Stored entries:
START
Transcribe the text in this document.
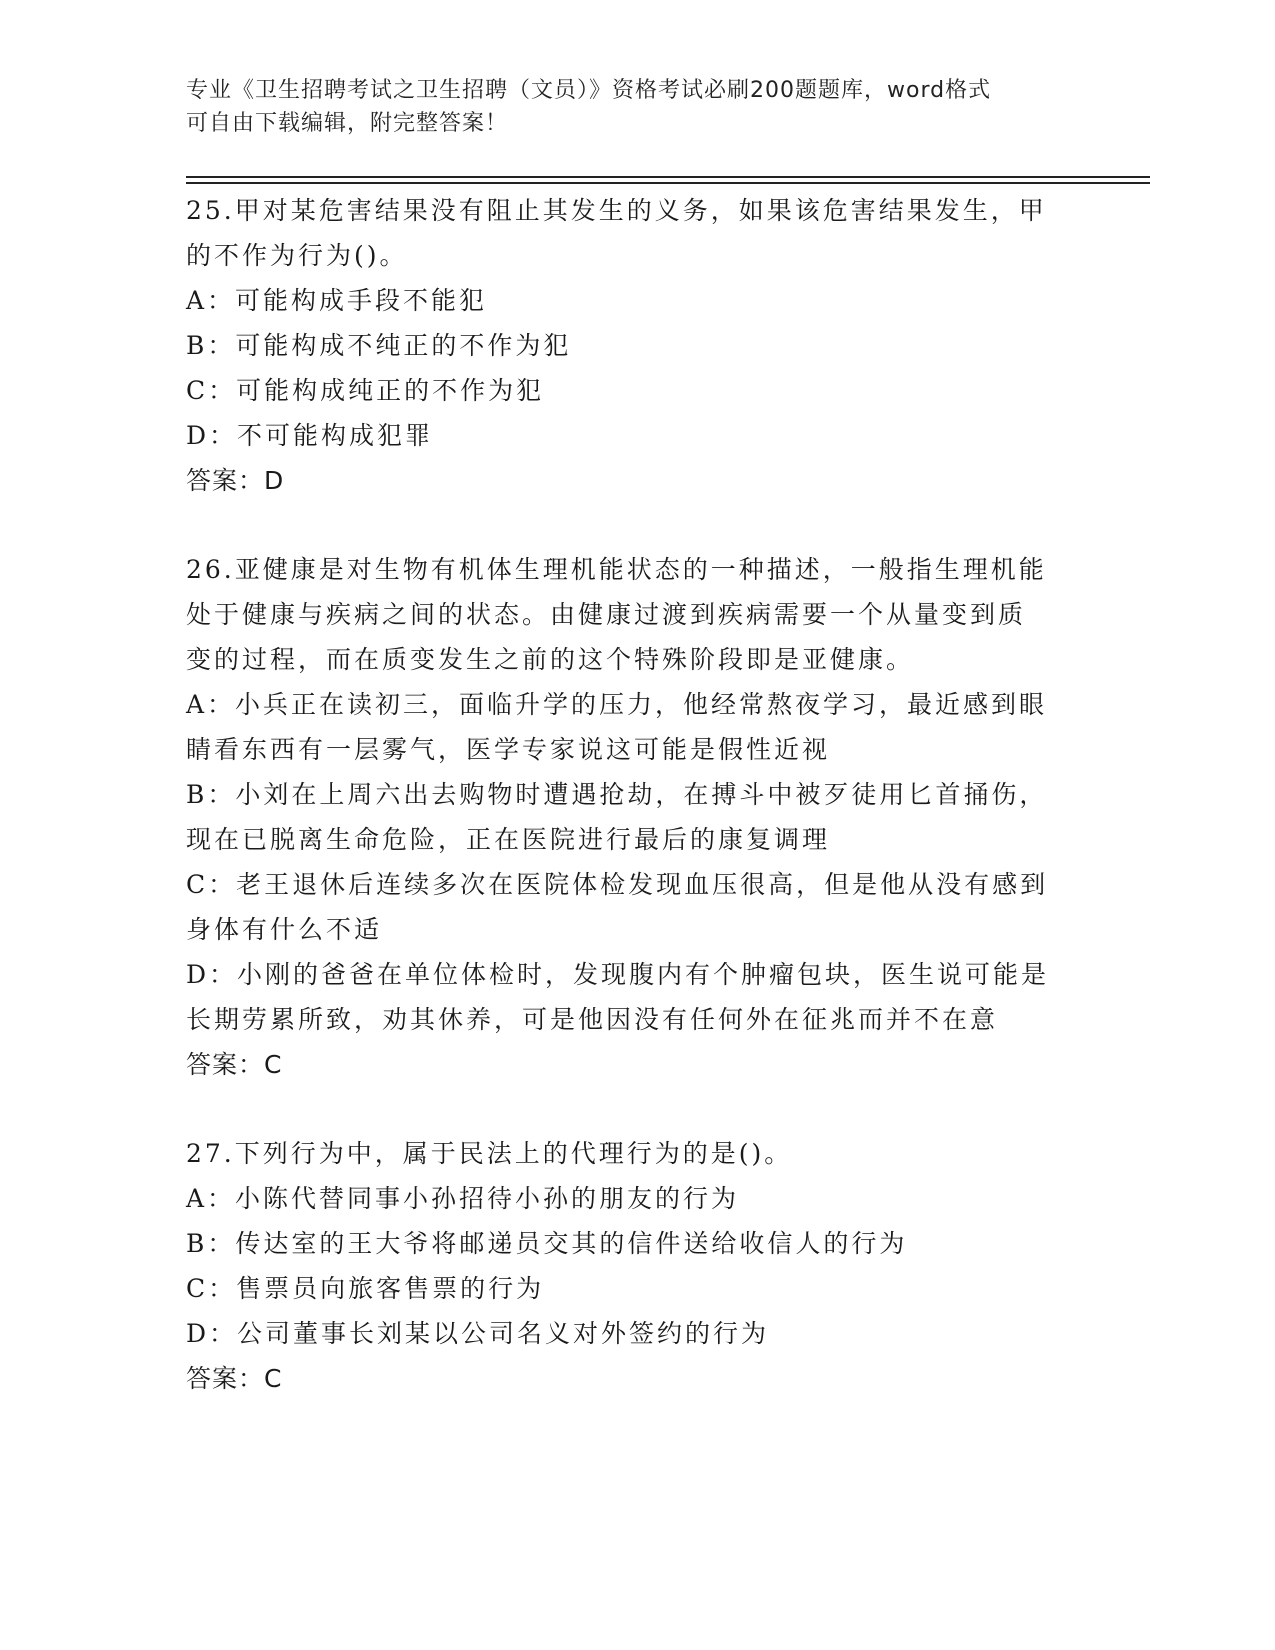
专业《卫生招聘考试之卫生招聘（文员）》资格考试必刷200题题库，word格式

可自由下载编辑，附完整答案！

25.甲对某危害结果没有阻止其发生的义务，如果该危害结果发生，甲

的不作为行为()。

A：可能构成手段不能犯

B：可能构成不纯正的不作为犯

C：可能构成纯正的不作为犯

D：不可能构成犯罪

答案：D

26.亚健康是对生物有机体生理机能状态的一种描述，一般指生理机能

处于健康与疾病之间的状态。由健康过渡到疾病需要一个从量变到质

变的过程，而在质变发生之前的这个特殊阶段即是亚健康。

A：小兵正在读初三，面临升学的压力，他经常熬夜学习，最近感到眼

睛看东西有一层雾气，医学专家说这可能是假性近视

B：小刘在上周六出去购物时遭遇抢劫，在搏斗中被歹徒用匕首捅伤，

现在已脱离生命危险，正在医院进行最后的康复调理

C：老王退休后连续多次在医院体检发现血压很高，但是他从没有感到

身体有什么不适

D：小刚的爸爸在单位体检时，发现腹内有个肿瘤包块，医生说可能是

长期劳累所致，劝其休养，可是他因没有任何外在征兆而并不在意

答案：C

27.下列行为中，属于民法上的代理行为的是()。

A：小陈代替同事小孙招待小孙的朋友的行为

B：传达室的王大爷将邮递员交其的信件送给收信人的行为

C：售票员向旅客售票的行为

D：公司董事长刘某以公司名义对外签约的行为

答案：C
END
START
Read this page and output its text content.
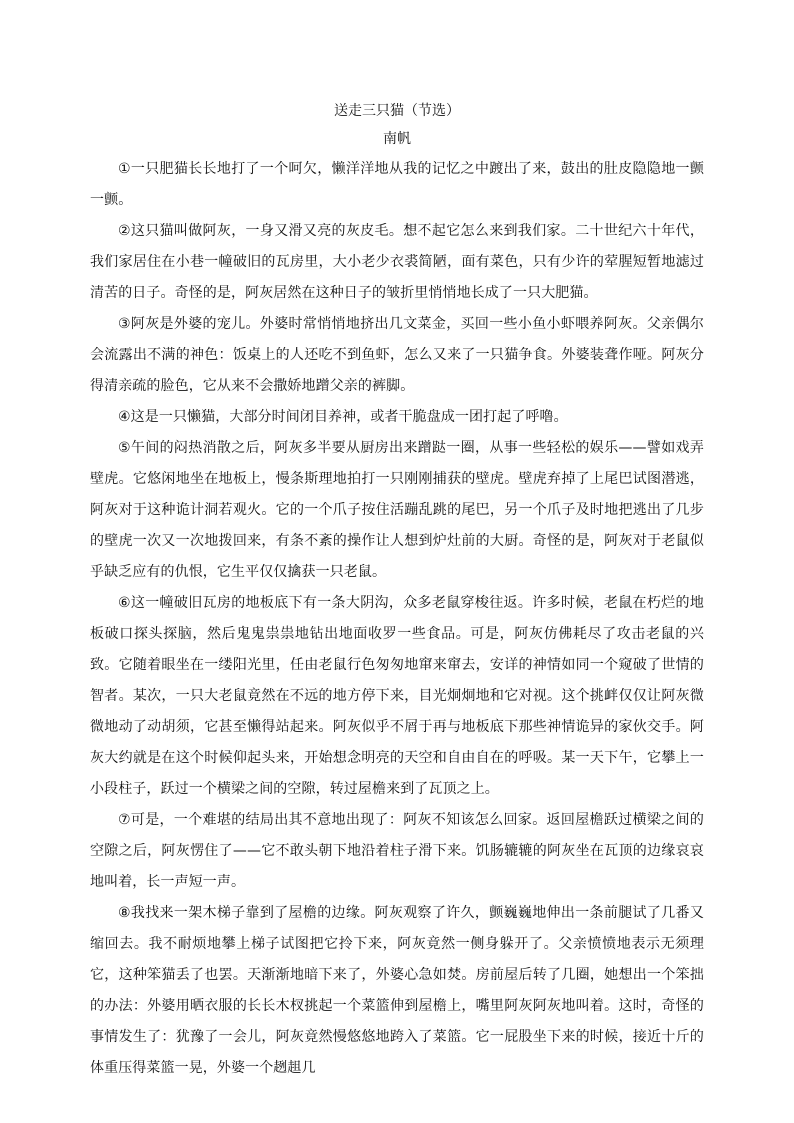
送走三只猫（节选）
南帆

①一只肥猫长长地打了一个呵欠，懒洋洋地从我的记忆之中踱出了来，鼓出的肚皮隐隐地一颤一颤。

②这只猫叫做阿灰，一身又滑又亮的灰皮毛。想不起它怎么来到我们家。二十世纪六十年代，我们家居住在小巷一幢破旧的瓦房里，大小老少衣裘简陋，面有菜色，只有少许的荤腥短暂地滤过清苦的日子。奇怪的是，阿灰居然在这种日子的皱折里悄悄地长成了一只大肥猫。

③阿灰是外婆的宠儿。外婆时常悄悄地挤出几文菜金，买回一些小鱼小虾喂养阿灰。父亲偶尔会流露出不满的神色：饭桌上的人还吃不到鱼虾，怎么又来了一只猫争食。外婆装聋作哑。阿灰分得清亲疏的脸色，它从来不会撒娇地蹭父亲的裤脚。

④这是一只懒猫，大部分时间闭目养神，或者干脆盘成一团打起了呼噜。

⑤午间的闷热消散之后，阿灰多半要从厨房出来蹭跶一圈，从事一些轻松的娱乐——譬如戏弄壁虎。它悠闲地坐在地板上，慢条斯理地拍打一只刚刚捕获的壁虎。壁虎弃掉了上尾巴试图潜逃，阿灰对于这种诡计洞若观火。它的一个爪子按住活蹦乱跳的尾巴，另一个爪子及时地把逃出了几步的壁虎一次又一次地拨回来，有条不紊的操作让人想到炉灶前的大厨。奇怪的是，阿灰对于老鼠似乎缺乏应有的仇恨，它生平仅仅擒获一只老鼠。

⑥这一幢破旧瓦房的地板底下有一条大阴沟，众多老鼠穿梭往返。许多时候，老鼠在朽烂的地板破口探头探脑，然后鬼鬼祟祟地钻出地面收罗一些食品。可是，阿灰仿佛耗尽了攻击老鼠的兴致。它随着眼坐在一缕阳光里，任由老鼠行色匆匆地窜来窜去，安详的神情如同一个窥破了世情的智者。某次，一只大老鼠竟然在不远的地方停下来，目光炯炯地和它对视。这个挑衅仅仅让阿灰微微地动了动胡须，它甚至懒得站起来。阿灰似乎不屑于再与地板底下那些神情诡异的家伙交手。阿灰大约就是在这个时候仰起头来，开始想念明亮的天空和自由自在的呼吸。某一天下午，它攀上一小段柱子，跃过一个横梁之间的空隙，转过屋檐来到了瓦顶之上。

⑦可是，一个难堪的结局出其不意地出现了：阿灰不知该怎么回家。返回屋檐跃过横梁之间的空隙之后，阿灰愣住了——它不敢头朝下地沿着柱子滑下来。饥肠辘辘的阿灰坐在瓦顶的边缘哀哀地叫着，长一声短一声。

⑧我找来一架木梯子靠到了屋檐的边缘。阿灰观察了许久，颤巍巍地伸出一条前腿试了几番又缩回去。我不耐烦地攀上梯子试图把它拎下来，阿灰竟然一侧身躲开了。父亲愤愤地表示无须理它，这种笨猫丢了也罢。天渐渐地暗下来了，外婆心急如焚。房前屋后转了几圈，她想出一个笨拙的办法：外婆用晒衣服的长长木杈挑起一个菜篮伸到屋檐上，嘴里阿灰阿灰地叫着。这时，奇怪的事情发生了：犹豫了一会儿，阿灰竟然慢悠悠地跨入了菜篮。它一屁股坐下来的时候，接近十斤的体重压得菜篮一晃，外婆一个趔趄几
END
START
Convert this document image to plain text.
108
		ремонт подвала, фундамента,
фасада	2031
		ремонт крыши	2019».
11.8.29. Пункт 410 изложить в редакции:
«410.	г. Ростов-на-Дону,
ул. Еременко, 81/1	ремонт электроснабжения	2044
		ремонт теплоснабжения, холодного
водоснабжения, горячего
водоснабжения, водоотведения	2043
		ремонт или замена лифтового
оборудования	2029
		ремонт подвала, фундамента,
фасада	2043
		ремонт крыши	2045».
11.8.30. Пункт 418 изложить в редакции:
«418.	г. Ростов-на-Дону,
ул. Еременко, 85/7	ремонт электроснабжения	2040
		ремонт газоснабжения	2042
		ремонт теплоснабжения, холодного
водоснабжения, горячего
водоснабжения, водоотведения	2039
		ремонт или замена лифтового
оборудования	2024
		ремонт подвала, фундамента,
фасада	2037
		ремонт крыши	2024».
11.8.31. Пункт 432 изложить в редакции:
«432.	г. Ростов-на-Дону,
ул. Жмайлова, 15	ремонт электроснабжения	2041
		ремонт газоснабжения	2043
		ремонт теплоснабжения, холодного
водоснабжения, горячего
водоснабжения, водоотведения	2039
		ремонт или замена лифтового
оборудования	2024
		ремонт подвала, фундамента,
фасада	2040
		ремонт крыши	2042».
END
Say how many lines of the data include the string "document". Nothing other than the number should be given.

2